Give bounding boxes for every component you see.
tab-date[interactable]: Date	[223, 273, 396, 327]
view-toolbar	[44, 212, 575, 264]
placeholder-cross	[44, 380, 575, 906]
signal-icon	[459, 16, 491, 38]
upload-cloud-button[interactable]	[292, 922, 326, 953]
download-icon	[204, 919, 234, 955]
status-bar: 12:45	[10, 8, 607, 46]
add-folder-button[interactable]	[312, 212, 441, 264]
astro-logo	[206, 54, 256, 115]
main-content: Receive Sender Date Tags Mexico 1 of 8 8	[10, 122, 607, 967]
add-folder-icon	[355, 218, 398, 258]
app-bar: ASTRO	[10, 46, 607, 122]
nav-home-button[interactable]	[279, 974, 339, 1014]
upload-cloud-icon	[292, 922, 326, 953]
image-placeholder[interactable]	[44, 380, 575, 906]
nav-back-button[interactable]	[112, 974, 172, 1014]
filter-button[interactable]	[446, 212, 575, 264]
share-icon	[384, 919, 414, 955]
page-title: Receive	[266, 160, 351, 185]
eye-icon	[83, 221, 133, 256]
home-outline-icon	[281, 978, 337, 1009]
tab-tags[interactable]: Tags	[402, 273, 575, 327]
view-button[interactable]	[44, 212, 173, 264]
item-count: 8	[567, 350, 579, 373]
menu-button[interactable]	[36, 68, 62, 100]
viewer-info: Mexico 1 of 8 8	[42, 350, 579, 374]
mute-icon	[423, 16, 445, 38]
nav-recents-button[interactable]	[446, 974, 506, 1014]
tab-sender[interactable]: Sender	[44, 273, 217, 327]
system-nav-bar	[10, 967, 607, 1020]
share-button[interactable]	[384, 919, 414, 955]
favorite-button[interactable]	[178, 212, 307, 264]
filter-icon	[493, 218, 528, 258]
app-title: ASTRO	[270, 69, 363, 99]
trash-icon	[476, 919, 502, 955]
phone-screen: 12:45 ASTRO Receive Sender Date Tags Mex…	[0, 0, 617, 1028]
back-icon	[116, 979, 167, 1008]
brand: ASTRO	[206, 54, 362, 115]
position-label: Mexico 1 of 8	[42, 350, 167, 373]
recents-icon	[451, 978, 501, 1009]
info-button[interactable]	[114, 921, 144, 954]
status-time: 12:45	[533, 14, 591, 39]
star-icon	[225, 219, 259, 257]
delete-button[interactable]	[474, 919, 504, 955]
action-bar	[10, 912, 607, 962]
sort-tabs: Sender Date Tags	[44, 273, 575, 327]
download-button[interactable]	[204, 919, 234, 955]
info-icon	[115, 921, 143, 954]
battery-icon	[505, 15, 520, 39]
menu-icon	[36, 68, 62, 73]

• • • • • • •

* _Short task_
Copy the records word for word, everything from the first line down to the line that contains "viewer-info: Mexico 1", including both of those lines.

* _Complete output_
Give bounding boxes for every component you see.
tab-date[interactable]: Date	[223, 273, 396, 327]
view-toolbar	[44, 212, 575, 264]
placeholder-cross	[44, 380, 575, 906]
signal-icon	[459, 16, 491, 38]
upload-cloud-button[interactable]	[292, 922, 326, 953]
download-icon	[204, 919, 234, 955]
status-bar: 12:45	[10, 8, 607, 46]
add-folder-button[interactable]	[312, 212, 441, 264]
astro-logo	[206, 54, 256, 115]
main-content: Receive Sender Date Tags Mexico 1 of 8 8	[10, 122, 607, 967]
add-folder-icon	[355, 218, 398, 258]
app-bar: ASTRO	[10, 46, 607, 122]
nav-home-button[interactable]	[279, 974, 339, 1014]
upload-cloud-icon	[292, 922, 326, 953]
image-placeholder[interactable]	[44, 380, 575, 906]
nav-back-button[interactable]	[112, 974, 172, 1014]
filter-button[interactable]	[446, 212, 575, 264]
share-icon	[384, 919, 414, 955]
page-title: Receive	[266, 160, 351, 185]
eye-icon	[83, 221, 133, 256]
home-outline-icon	[281, 978, 337, 1009]
tab-tags[interactable]: Tags	[402, 273, 575, 327]
view-button[interactable]	[44, 212, 173, 264]
item-count: 8	[567, 350, 579, 373]
menu-button[interactable]	[36, 68, 62, 100]
viewer-info: Mexico 1 of 8 8	[42, 350, 579, 374]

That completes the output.